>> START Entries shown
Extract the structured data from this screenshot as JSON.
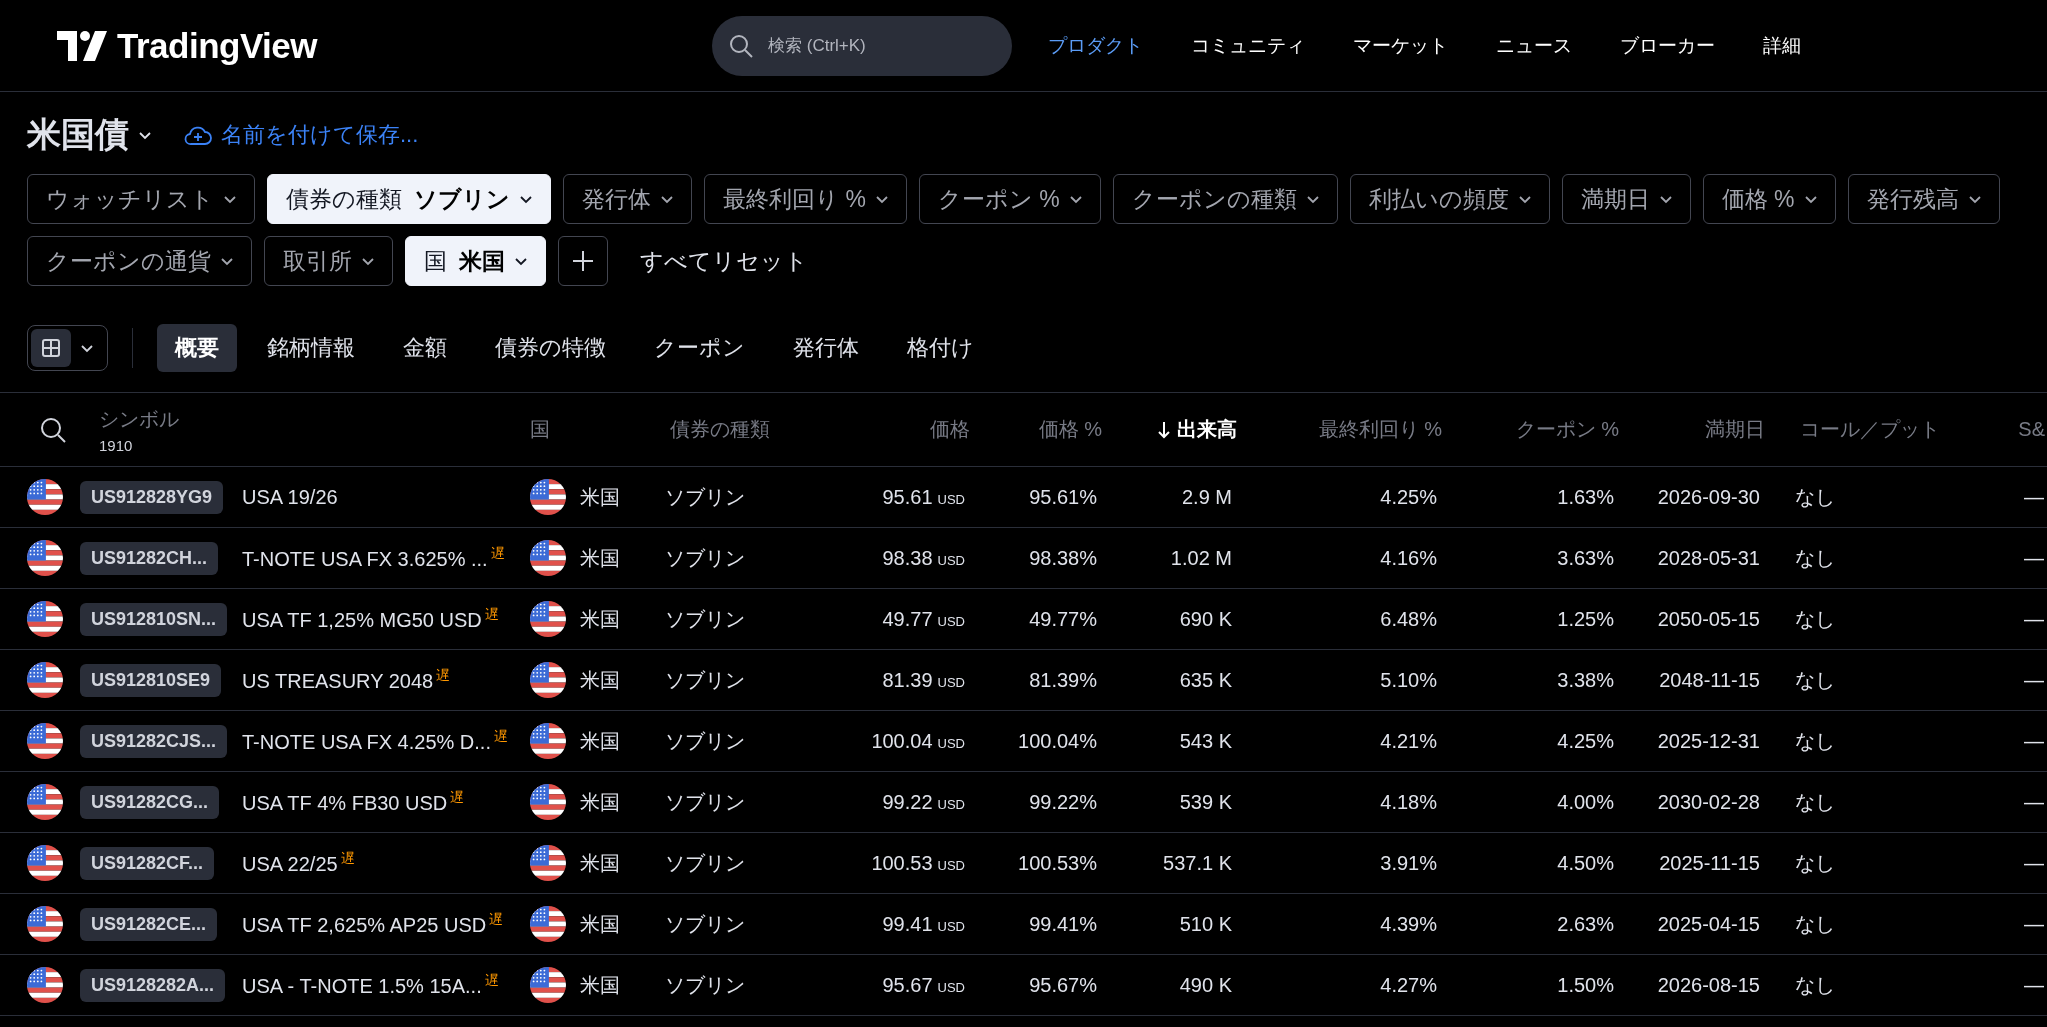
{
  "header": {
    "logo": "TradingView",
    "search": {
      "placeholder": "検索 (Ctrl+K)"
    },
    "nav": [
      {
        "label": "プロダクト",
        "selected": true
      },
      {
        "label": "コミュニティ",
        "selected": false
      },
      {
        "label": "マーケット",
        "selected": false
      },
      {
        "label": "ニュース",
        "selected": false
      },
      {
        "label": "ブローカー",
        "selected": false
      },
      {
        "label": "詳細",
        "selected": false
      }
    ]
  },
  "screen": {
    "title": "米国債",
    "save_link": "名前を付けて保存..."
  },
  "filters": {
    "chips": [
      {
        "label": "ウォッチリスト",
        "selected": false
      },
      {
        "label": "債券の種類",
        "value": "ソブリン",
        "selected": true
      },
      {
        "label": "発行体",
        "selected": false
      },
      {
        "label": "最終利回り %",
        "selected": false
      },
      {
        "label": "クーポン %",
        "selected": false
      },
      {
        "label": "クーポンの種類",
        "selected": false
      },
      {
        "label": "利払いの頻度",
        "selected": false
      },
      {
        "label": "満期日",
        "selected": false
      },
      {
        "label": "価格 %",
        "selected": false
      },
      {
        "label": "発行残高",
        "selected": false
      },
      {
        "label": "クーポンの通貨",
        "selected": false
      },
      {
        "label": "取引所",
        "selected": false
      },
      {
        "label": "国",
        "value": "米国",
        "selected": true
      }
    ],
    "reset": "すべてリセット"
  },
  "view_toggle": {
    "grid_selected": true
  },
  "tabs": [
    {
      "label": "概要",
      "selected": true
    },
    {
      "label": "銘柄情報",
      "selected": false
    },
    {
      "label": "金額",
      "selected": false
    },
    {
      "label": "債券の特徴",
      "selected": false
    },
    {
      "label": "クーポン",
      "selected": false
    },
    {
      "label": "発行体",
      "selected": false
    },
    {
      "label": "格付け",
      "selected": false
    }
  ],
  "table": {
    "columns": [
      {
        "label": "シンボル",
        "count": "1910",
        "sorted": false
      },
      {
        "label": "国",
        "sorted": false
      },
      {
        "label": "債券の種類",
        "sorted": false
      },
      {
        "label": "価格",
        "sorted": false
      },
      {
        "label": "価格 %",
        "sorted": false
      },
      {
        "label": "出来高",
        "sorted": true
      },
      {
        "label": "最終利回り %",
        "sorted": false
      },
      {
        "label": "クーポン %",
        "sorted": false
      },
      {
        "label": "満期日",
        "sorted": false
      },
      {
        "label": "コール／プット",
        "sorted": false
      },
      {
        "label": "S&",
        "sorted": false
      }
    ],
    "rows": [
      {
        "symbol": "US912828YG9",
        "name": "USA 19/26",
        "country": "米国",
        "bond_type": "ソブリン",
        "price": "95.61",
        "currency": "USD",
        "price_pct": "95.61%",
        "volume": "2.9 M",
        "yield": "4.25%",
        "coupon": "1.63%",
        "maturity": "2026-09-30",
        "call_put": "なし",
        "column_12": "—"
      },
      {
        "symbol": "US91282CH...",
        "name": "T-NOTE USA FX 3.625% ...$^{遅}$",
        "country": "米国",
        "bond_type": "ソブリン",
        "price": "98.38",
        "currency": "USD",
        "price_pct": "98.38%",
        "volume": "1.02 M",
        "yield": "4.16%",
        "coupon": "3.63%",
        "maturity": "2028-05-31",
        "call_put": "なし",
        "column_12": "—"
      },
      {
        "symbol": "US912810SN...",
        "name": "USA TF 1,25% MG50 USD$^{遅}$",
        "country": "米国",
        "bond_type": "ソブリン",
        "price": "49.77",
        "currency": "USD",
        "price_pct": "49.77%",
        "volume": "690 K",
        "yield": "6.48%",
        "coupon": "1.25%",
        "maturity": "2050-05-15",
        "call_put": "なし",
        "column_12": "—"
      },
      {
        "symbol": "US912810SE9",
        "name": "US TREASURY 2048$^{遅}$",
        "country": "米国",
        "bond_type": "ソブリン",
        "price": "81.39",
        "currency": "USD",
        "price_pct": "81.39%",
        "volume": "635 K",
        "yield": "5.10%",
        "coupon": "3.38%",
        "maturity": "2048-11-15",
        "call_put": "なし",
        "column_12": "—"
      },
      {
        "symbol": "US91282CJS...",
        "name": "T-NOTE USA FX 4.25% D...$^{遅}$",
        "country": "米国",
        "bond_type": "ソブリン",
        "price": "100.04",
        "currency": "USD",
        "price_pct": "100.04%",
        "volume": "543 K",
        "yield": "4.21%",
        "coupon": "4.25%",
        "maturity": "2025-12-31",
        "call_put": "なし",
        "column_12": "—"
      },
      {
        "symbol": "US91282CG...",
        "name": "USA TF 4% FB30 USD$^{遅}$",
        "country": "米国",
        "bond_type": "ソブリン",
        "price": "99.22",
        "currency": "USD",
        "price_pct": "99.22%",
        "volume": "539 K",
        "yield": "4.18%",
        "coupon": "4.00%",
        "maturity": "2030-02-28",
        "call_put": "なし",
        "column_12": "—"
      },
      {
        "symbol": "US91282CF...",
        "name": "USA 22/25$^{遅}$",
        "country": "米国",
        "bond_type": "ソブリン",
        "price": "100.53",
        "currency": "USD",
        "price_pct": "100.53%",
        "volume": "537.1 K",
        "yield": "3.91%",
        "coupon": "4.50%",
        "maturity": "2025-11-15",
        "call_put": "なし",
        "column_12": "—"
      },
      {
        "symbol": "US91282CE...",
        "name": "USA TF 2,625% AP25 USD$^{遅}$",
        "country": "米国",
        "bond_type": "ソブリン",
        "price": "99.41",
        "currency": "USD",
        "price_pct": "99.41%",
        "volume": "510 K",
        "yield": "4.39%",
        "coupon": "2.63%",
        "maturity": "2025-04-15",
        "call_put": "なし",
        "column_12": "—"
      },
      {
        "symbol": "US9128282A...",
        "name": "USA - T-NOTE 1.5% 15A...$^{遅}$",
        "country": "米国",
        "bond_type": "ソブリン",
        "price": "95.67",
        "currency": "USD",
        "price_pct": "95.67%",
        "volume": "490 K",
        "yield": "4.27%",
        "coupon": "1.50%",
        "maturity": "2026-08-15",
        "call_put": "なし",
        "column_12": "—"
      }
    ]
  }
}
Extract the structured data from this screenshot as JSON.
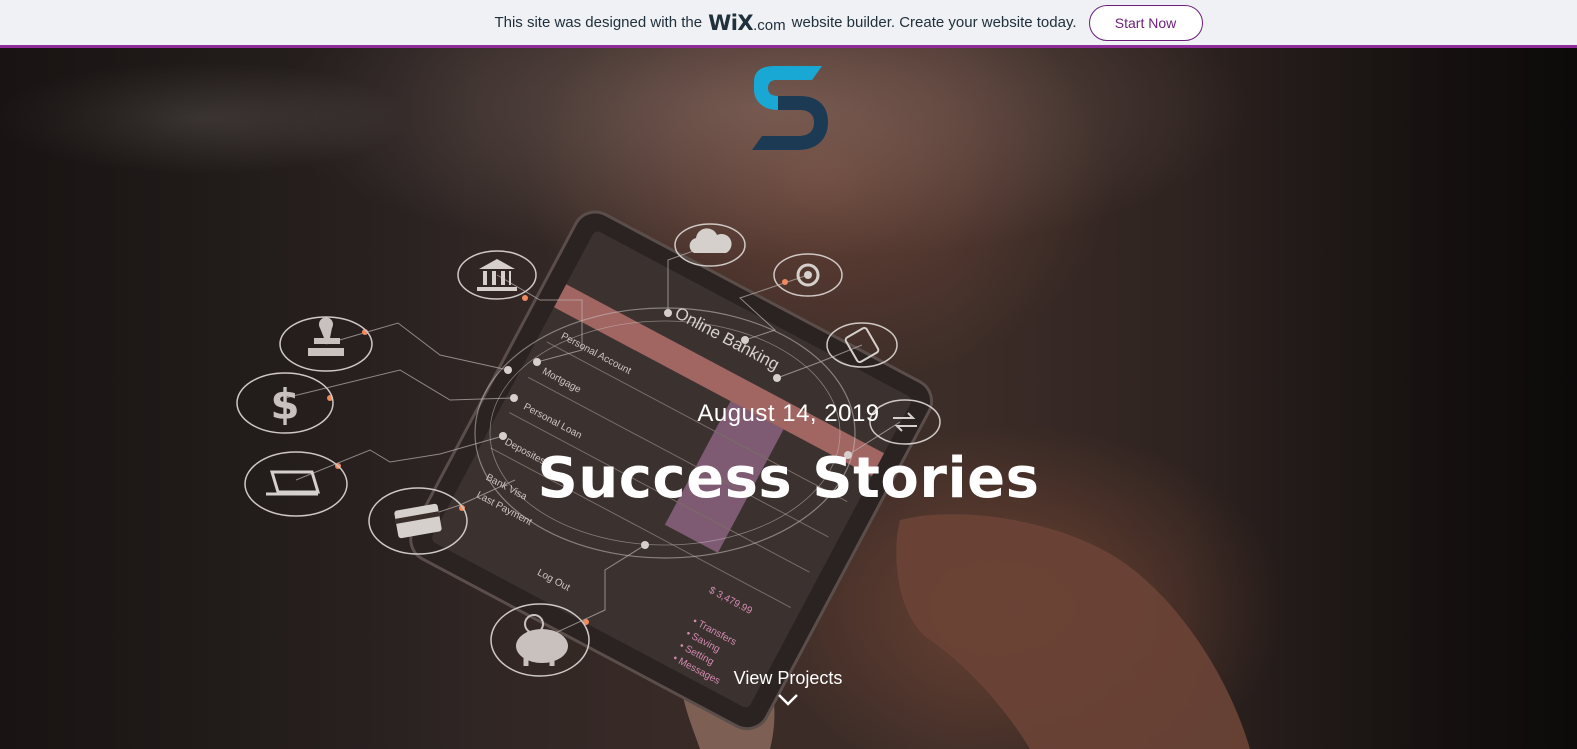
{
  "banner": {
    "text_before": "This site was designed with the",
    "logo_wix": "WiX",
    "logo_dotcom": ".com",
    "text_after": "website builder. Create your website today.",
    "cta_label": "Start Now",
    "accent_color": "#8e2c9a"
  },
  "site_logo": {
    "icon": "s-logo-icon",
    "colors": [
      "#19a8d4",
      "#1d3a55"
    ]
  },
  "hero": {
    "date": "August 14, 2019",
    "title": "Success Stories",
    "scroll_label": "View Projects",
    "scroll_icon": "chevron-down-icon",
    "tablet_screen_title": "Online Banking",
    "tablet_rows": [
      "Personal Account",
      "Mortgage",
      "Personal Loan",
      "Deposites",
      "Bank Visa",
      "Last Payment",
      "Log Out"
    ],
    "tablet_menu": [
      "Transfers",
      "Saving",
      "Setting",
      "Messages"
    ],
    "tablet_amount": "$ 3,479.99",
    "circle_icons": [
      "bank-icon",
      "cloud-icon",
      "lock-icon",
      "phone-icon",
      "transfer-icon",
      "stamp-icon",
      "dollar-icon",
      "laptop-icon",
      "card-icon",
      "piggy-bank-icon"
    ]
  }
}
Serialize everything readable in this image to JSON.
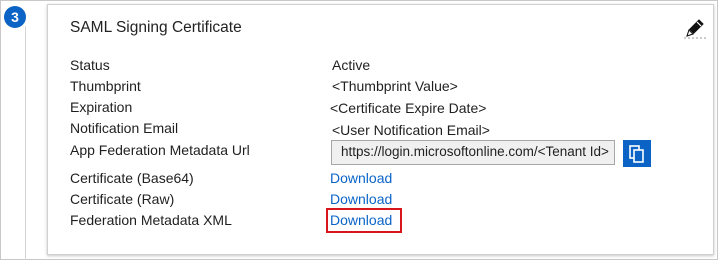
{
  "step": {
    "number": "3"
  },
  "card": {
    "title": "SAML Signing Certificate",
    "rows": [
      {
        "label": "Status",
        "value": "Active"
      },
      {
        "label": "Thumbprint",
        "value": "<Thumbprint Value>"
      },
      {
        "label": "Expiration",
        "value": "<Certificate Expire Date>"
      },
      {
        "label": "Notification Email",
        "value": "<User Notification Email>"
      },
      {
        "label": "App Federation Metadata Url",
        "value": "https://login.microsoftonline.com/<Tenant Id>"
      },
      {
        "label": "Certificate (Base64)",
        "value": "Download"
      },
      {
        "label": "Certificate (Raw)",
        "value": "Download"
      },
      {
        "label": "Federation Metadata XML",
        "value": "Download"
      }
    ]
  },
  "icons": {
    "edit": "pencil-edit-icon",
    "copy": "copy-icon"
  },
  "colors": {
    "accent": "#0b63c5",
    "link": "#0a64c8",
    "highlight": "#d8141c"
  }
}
>> END Entries shown
### [What you need to do]
What is the number of lines in this listing that contain the word "Email"? Answer with that number and nothing else.

### [Answer to the task]
2